--- begin ---

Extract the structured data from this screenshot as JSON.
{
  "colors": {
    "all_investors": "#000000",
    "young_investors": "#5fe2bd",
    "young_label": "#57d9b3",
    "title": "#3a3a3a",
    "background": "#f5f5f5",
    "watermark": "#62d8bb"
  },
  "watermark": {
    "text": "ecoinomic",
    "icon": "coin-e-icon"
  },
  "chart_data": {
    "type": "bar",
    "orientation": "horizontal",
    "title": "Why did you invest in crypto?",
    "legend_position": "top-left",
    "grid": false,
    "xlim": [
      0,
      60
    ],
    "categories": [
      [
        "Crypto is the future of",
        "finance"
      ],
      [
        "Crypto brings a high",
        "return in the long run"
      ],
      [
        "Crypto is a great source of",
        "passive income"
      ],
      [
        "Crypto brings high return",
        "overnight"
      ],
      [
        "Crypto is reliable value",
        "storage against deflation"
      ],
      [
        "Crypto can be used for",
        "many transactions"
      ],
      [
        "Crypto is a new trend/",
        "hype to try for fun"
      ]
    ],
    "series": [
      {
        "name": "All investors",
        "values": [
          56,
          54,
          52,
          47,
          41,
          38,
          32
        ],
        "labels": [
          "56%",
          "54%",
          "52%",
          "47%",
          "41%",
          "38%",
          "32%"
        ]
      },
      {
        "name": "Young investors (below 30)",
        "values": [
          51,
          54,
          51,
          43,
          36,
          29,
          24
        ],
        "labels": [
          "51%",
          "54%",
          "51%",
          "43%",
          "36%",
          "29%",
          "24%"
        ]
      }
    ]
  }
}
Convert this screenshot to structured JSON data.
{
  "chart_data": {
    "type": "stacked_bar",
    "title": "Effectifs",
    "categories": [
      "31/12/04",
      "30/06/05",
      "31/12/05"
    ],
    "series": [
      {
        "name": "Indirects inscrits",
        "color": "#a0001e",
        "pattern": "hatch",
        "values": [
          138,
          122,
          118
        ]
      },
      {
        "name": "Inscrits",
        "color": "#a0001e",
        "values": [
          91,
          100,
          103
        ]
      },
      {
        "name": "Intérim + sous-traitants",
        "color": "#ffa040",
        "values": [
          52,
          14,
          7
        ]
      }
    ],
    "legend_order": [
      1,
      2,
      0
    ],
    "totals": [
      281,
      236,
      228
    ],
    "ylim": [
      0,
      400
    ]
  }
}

--- end ---

**The task**
Return all of the data exactly as it reads.

**In response**
Extract the structured data from this screenshot as JSON.
{
  "colors": {
    "all_investors": "#000000",
    "young_investors": "#5fe2bd",
    "young_label": "#57d9b3",
    "title": "#3a3a3a",
    "background": "#f5f5f5",
    "watermark": "#62d8bb"
  },
  "watermark": {
    "text": "ecoinomic",
    "icon": "coin-e-icon"
  },
  "chart_data": {
    "type": "bar",
    "orientation": "horizontal",
    "title": "Why did you invest in crypto?",
    "legend_position": "top-left",
    "grid": false,
    "xlim": [
      0,
      60
    ],
    "categories": [
      [
        "Crypto is the future of",
        "finance"
      ],
      [
        "Crypto brings a high",
        "return in the long run"
      ],
      [
        "Crypto is a great source of",
        "passive income"
      ],
      [
        "Crypto brings high return",
        "overnight"
      ],
      [
        "Crypto is reliable value",
        "storage against deflation"
      ],
      [
        "Crypto can be used for",
        "many transactions"
      ],
      [
        "Crypto is a new trend/",
        "hype to try for fun"
      ]
    ],
    "series": [
      {
        "name": "All investors",
        "values": [
          56,
          54,
          52,
          47,
          41,
          38,
          32
        ],
        "labels": [
          "56%",
          "54%",
          "52%",
          "47%",
          "41%",
          "38%",
          "32%"
        ]
      },
      {
        "name": "Young investors (below 30)",
        "values": [
          51,
          54,
          51,
          43,
          36,
          29,
          24
        ],
        "labels": [
          "51%",
          "54%",
          "51%",
          "43%",
          "36%",
          "29%",
          "24%"
        ]
      }
    ]
  }
}
Convert this screenshot to structured JSON data.
{
  "chart_data": {
    "type": "stacked_bar",
    "title": "Effectifs",
    "categories": [
      "31/12/04",
      "30/06/05",
      "31/12/05"
    ],
    "series": [
      {
        "name": "Indirects inscrits",
        "color": "#a0001e",
        "pattern": "hatch",
        "values": [
          138,
          122,
          118
        ]
      },
      {
        "name": "Inscrits",
        "color": "#a0001e",
        "values": [
          91,
          100,
          103
        ]
      },
      {
        "name": "Intérim + sous-traitants",
        "color": "#ffa040",
        "values": [
          52,
          14,
          7
        ]
      }
    ],
    "legend_order": [
      1,
      2,
      0
    ],
    "totals": [
      281,
      236,
      228
    ],
    "ylim": [
      0,
      400
    ]
  }
}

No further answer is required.